[Written task] Give the data again, word for word.

[Records for the task]
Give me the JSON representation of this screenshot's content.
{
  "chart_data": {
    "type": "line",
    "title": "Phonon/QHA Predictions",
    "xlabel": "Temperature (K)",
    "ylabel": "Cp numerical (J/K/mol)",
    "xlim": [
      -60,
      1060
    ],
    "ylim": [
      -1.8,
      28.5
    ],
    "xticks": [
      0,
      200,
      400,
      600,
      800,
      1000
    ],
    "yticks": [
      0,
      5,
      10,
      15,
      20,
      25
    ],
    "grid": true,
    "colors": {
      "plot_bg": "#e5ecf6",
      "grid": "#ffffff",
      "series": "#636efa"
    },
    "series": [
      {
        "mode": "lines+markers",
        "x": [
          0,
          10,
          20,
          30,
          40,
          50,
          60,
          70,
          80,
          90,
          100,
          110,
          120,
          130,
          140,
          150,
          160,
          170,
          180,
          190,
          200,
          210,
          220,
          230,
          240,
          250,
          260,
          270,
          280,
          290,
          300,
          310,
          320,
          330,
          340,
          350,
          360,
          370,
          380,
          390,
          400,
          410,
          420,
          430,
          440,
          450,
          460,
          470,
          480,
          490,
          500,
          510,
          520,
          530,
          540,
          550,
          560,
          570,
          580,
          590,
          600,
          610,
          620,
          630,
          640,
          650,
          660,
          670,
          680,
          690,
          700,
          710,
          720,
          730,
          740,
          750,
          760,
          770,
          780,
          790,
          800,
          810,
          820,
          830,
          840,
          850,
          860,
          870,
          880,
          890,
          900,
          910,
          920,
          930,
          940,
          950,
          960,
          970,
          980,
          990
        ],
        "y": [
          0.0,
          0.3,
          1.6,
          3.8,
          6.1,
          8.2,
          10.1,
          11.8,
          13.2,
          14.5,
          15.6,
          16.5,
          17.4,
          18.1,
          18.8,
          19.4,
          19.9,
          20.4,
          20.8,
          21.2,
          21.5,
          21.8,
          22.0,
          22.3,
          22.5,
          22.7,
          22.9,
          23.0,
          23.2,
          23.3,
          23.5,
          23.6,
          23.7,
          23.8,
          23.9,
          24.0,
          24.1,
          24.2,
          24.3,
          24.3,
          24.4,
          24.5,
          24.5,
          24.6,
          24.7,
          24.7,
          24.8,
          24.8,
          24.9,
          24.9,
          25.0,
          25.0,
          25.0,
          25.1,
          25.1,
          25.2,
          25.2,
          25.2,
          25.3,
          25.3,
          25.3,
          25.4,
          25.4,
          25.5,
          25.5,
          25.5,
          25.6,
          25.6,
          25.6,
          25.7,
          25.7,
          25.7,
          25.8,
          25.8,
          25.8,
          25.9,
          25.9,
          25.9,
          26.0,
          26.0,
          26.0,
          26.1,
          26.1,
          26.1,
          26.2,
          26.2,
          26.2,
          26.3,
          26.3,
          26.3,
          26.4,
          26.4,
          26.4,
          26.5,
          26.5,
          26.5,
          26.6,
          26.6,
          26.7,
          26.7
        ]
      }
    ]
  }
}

[The completed task]
Give me the JSON representation of this screenshot's content.
{
  "chart_data": {
    "type": "line",
    "title": "Phonon/QHA Predictions",
    "xlabel": "Temperature (K)",
    "ylabel": "Cp numerical (J/K/mol)",
    "xlim": [
      -60,
      1060
    ],
    "ylim": [
      -1.8,
      28.5
    ],
    "xticks": [
      0,
      200,
      400,
      600,
      800,
      1000
    ],
    "yticks": [
      0,
      5,
      10,
      15,
      20,
      25
    ],
    "grid": true,
    "colors": {
      "plot_bg": "#e5ecf6",
      "grid": "#ffffff",
      "series": "#636efa"
    },
    "series": [
      {
        "mode": "lines+markers",
        "x": [
          0,
          10,
          20,
          30,
          40,
          50,
          60,
          70,
          80,
          90,
          100,
          110,
          120,
          130,
          140,
          150,
          160,
          170,
          180,
          190,
          200,
          210,
          220,
          230,
          240,
          250,
          260,
          270,
          280,
          290,
          300,
          310,
          320,
          330,
          340,
          350,
          360,
          370,
          380,
          390,
          400,
          410,
          420,
          430,
          440,
          450,
          460,
          470,
          480,
          490,
          500,
          510,
          520,
          530,
          540,
          550,
          560,
          570,
          580,
          590,
          600,
          610,
          620,
          630,
          640,
          650,
          660,
          670,
          680,
          690,
          700,
          710,
          720,
          730,
          740,
          750,
          760,
          770,
          780,
          790,
          800,
          810,
          820,
          830,
          840,
          850,
          860,
          870,
          880,
          890,
          900,
          910,
          920,
          930,
          940,
          950,
          960,
          970,
          980,
          990
        ],
        "y": [
          0.0,
          0.3,
          1.6,
          3.8,
          6.1,
          8.2,
          10.1,
          11.8,
          13.2,
          14.5,
          15.6,
          16.5,
          17.4,
          18.1,
          18.8,
          19.4,
          19.9,
          20.4,
          20.8,
          21.2,
          21.5,
          21.8,
          22.0,
          22.3,
          22.5,
          22.7,
          22.9,
          23.0,
          23.2,
          23.3,
          23.5,
          23.6,
          23.7,
          23.8,
          23.9,
          24.0,
          24.1,
          24.2,
          24.3,
          24.3,
          24.4,
          24.5,
          24.5,
          24.6,
          24.7,
          24.7,
          24.8,
          24.8,
          24.9,
          24.9,
          25.0,
          25.0,
          25.0,
          25.1,
          25.1,
          25.2,
          25.2,
          25.2,
          25.3,
          25.3,
          25.3,
          25.4,
          25.4,
          25.5,
          25.5,
          25.5,
          25.6,
          25.6,
          25.6,
          25.7,
          25.7,
          25.7,
          25.8,
          25.8,
          25.8,
          25.9,
          25.9,
          25.9,
          26.0,
          26.0,
          26.0,
          26.1,
          26.1,
          26.1,
          26.2,
          26.2,
          26.2,
          26.3,
          26.3,
          26.3,
          26.4,
          26.4,
          26.4,
          26.5,
          26.5,
          26.5,
          26.6,
          26.6,
          26.7,
          26.7
        ]
      }
    ]
  }
}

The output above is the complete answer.